Collected data entries
>>>>>
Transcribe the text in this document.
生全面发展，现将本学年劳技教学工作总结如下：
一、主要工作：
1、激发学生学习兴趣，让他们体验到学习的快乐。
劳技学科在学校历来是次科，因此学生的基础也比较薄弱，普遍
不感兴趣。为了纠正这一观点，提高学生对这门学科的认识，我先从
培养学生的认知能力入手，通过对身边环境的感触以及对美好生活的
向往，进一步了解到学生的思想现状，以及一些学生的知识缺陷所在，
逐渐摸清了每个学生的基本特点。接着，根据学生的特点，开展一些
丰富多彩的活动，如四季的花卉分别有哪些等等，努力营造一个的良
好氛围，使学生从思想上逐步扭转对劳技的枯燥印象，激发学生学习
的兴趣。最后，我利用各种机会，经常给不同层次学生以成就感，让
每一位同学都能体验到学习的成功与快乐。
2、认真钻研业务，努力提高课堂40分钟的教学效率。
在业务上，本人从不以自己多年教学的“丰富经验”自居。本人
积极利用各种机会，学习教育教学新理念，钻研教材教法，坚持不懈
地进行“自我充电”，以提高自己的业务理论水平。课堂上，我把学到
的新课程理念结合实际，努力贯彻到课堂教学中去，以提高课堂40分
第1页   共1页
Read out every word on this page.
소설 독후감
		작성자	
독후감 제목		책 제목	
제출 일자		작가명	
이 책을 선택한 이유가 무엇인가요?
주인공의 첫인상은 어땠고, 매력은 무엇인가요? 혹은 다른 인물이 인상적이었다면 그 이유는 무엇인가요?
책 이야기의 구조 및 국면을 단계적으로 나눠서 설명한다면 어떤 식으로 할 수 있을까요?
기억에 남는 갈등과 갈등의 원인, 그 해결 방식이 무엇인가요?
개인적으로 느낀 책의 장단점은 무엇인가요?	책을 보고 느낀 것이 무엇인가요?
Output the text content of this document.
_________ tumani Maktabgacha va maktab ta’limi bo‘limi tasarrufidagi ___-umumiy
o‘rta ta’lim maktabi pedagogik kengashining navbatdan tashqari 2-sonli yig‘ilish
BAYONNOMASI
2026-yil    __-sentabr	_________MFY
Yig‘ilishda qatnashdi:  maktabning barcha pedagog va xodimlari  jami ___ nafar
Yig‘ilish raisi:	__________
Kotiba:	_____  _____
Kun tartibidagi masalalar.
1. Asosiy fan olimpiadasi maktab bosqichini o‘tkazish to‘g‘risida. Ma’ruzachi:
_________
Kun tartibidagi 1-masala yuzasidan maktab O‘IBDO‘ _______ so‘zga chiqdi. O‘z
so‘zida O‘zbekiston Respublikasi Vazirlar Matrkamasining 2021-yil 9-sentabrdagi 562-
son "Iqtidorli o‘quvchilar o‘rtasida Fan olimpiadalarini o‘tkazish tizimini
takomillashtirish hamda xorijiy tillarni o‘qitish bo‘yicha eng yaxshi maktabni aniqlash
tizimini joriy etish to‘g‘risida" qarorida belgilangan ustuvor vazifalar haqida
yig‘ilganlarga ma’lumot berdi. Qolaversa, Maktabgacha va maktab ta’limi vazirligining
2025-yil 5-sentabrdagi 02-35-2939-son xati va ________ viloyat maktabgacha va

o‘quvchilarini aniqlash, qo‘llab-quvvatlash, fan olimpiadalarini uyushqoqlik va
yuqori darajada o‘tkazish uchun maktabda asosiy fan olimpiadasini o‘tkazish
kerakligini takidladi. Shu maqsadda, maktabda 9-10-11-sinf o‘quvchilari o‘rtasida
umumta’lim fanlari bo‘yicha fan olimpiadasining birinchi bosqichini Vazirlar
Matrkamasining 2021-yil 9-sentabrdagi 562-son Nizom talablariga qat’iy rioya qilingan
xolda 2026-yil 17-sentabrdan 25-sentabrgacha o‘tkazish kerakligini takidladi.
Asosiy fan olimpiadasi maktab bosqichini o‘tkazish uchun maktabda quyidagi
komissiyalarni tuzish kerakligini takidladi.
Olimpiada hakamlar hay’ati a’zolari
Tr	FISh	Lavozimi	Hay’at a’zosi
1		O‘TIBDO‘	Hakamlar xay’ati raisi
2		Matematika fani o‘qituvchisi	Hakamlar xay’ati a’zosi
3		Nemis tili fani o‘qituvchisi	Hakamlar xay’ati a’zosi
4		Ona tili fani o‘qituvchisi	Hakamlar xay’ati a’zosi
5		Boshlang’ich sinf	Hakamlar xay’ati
<<<<<
## Stated task
Transcribe the records above exactly as they appear.

## Task response
Transcribe the text in this document.
生全面发展，现将本学年劳技教学工作总结如下：
一、主要工作：
1、激发学生学习兴趣，让他们体验到学习的快乐。
劳技学科在学校历来是次科，因此学生的基础也比较薄弱，普遍
不感兴趣。为了纠正这一观点，提高学生对这门学科的认识，我先从
培养学生的认知能力入手，通过对身边环境的感触以及对美好生活的
向往，进一步了解到学生的思想现状，以及一些学生的知识缺陷所在，
逐渐摸清了每个学生的基本特点。接着，根据学生的特点，开展一些
丰富多彩的活动，如四季的花卉分别有哪些等等，努力营造一个的良
好氛围，使学生从思想上逐步扭转对劳技的枯燥印象，激发学生学习
的兴趣。最后，我利用各种机会，经常给不同层次学生以成就感，让
每一位同学都能体验到学习的成功与快乐。
2、认真钻研业务，努力提高课堂40分钟的教学效率。
在业务上，本人从不以自己多年教学的“丰富经验”自居。本人
积极利用各种机会，学习教育教学新理念，钻研教材教法，坚持不懈
地进行“自我充电”，以提高自己的业务理论水平。课堂上，我把学到
的新课程理念结合实际，努力贯彻到课堂教学中去，以提高课堂40分
第1页   共1页
Read out every word on this page.
소설 독후감
		작성자	
독후감 제목		책 제목	
제출 일자		작가명	
이 책을 선택한 이유가 무엇인가요?
주인공의 첫인상은 어땠고, 매력은 무엇인가요? 혹은 다른 인물이 인상적이었다면 그 이유는 무엇인가요?
책 이야기의 구조 및 국면을 단계적으로 나눠서 설명한다면 어떤 식으로 할 수 있을까요?
기억에 남는 갈등과 갈등의 원인, 그 해결 방식이 무엇인가요?
개인적으로 느낀 책의 장단점은 무엇인가요?	책을 보고 느낀 것이 무엇인가요?
Output the text content of this document.
_________ tumani Maktabgacha va maktab ta’limi bo‘limi tasarrufidagi ___-umumiy
o‘rta ta’lim maktabi pedagogik kengashining navbatdan tashqari 2-sonli yig‘ilish
BAYONNOMASI
2026-yil    __-sentabr	_________MFY
Yig‘ilishda qatnashdi:  maktabning barcha pedagog va xodimlari  jami ___ nafar
Yig‘ilish raisi:	__________
Kotiba:	_____  _____
Kun tartibidagi masalalar.
1. Asosiy fan olimpiadasi maktab bosqichini o‘tkazish to‘g‘risida. Ma’ruzachi:
_________
Kun tartibidagi 1-masala yuzasidan maktab O‘IBDO‘ _______ so‘zga chiqdi. O‘z
so‘zida O‘zbekiston Respublikasi Vazirlar Matrkamasining 2021-yil 9-sentabrdagi 562-
son "Iqtidorli o‘quvchilar o‘rtasida Fan olimpiadalarini o‘tkazish tizimini
takomillashtirish hamda xorijiy tillarni o‘qitish bo‘yicha eng yaxshi maktabni aniqlash
tizimini joriy etish to‘g‘risida" qarorida belgilangan ustuvor vazifalar haqida
yig‘ilganlarga ma’lumot berdi. Qolaversa, Maktabgacha va maktab ta’limi vazirligining
2025-yil 5-sentabrdagi 02-35-2939-son xati va ________ viloyat maktabgacha va

o‘quvchilarini aniqlash, qo‘llab-quvvatlash, fan olimpiadalarini uyushqoqlik va
yuqori darajada o‘tkazish uchun maktabda asosiy fan olimpiadasini o‘tkazish
kerakligini takidladi. Shu maqsadda, maktabda 9-10-11-sinf o‘quvchilari o‘rtasida
umumta’lim fanlari bo‘yicha fan olimpiadasining birinchi bosqichini Vazirlar
Matrkamasining 2021-yil 9-sentabrdagi 562-son Nizom talablariga qat’iy rioya qilingan
xolda 2026-yil 17-sentabrdan 25-sentabrgacha o‘tkazish kerakligini takidladi.
Asosiy fan olimpiadasi maktab bosqichini o‘tkazish uchun maktabda quyidagi
komissiyalarni tuzish kerakligini takidladi.
Olimpiada hakamlar hay’ati a’zolari
Tr	FISh	Lavozimi	Hay’at a’zosi
1		O‘TIBDO‘	Hakamlar xay’ati raisi
2		Matematika fani o‘qituvchisi	Hakamlar xay’ati a’zosi
3		Nemis tili fani o‘qituvchisi	Hakamlar xay’ati a’zosi
4		Ona tili fani o‘qituvchisi	Hakamlar xay’ati a’zosi
5		Boshlang’ich sinf	Hakamlar xay’ati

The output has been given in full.